• _Dataset extract_
-------------------------
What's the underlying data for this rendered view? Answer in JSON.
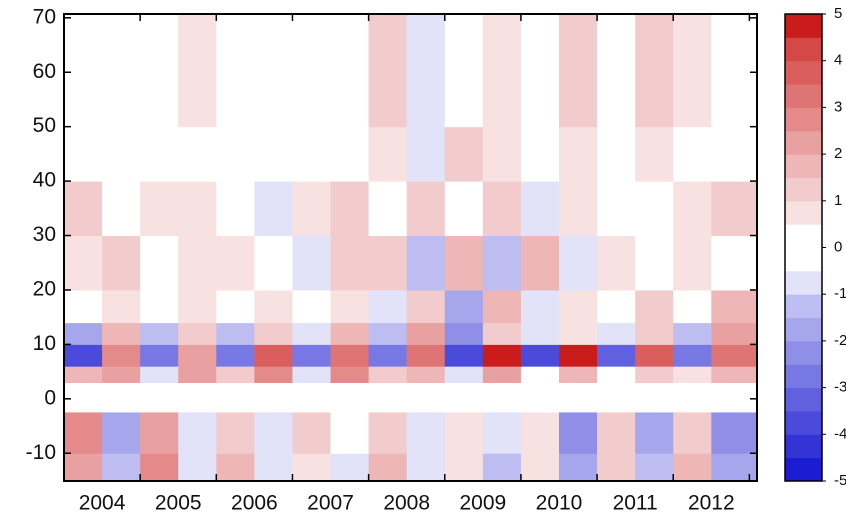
{
  "chart_data": {
    "type": "heatmap",
    "xlim": [
      2004,
      2013.1
    ],
    "ylim": [
      -15.1,
      70.7
    ],
    "xticks": [
      {
        "value": 2004.5,
        "label": "2004"
      },
      {
        "value": 2005.5,
        "label": "2005"
      },
      {
        "value": 2006.5,
        "label": "2006"
      },
      {
        "value": 2007.5,
        "label": "2007"
      },
      {
        "value": 2008.5,
        "label": "2008"
      },
      {
        "value": 2009.5,
        "label": "2009"
      },
      {
        "value": 2010.5,
        "label": "2010"
      },
      {
        "value": 2011.5,
        "label": "2011"
      },
      {
        "value": 2012.5,
        "label": "2012"
      }
    ],
    "xminorticks": [
      2005,
      2006,
      2007,
      2008,
      2009,
      2010,
      2011,
      2012,
      2013
    ],
    "yticks": [
      -10,
      0,
      10,
      20,
      30,
      40,
      50,
      60,
      70
    ],
    "x_edges": [
      2004,
      2004.5,
      2005,
      2005.5,
      2006,
      2006.5,
      2007,
      2007.5,
      2008,
      2008.5,
      2009,
      2009.5,
      2010,
      2010.5,
      2011,
      2011.5,
      2012,
      2012.5,
      2013.1
    ],
    "y_edges": [
      -15.1,
      -10,
      -2.5,
      3,
      6,
      10,
      14,
      20,
      30,
      40,
      50,
      70.7
    ],
    "z": [
      [
        2,
        -1.5,
        2.5,
        -1,
        1.5,
        -1,
        0.5,
        -1,
        1.5,
        -1,
        0.5,
        -1.5,
        0.5,
        -2,
        1,
        -1.5,
        1.5,
        -2
      ],
      [
        2.5,
        -2,
        2,
        -1,
        1,
        -1,
        1,
        -0.5,
        1,
        -1,
        0.5,
        -1,
        0.5,
        -2.5,
        1,
        -2,
        1,
        -2.5
      ],
      [
        null,
        null,
        null,
        null,
        null,
        null,
        null,
        null,
        null,
        null,
        null,
        null,
        null,
        null,
        null,
        null,
        null,
        null
      ],
      [
        1.5,
        2,
        -1,
        2,
        1,
        2.5,
        -1,
        2.5,
        1,
        1.5,
        -1,
        2,
        -0.5,
        1.5,
        -0.5,
        1,
        0.5,
        1.5
      ],
      [
        -4,
        2.5,
        -3,
        2,
        -3,
        3.5,
        -3,
        3,
        -3,
        3,
        -4,
        4.5,
        -4,
        4.5,
        -3.5,
        3.5,
        -3,
        3
      ],
      [
        -2,
        1.5,
        -1.5,
        1,
        -1.5,
        1,
        -1,
        1.5,
        -1.5,
        2,
        -2.5,
        1,
        -1,
        0.5,
        -1,
        1,
        -1.5,
        2
      ],
      [
        -0.5,
        0.5,
        -0.5,
        0.5,
        0,
        0.5,
        -0.5,
        0.5,
        -1,
        1,
        -2,
        1.5,
        -1,
        0.5,
        0,
        1,
        -0.5,
        1.5
      ],
      [
        0.5,
        1,
        -0.5,
        0.5,
        0.5,
        -0.5,
        -1,
        1,
        1,
        -1.5,
        1.5,
        -1.5,
        1.5,
        -1,
        0.5,
        0,
        0.5,
        -0.5
      ],
      [
        1,
        -0.5,
        0.5,
        0.5,
        -0.5,
        -1,
        0.5,
        1,
        -0.5,
        1,
        -0.5,
        1,
        -1,
        0.5,
        -0.5,
        0,
        0.5,
        1
      ],
      [
        0,
        0,
        0,
        0,
        0,
        0,
        0,
        -0.5,
        0.5,
        -1,
        1,
        0.5,
        -0.5,
        0.5,
        -0.5,
        0.5,
        0,
        -0.5
      ],
      [
        0,
        0,
        0,
        0.5,
        0,
        0,
        0,
        0,
        1,
        -1,
        0,
        0.5,
        -0.5,
        1,
        -0.5,
        1,
        0.5,
        0
      ]
    ],
    "colorbar": {
      "levels": [
        -5,
        -4.5,
        -4,
        -3.5,
        -3,
        -2.5,
        -2,
        -1.5,
        -1,
        -0.5,
        0,
        0.5,
        1,
        1.5,
        2,
        2.5,
        3,
        3.5,
        4,
        4.5,
        5
      ],
      "colors": [
        "#1c1cd2",
        "#3333d6",
        "#4a4adb",
        "#6161df",
        "#7878e4",
        "#8f8fe8",
        "#a6a6ed",
        "#bdbdf1",
        "#e2e2f8",
        "#ffffff",
        "#ffffff",
        "#f7e1e1",
        "#f2cccc",
        "#eeb6b6",
        "#e9a0a0",
        "#e48a8a",
        "#df7474",
        "#da5e5e",
        "#d54848",
        "#cb1c1c"
      ],
      "ticks": [
        -5,
        -4,
        -3,
        -2,
        -1,
        0,
        1,
        2,
        3,
        4,
        5
      ]
    }
  }
}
-------------------------
• _Exercise_
State how many lines of the listing hold the string "label"; reply with the number and nothing else.

• _Task solution_
9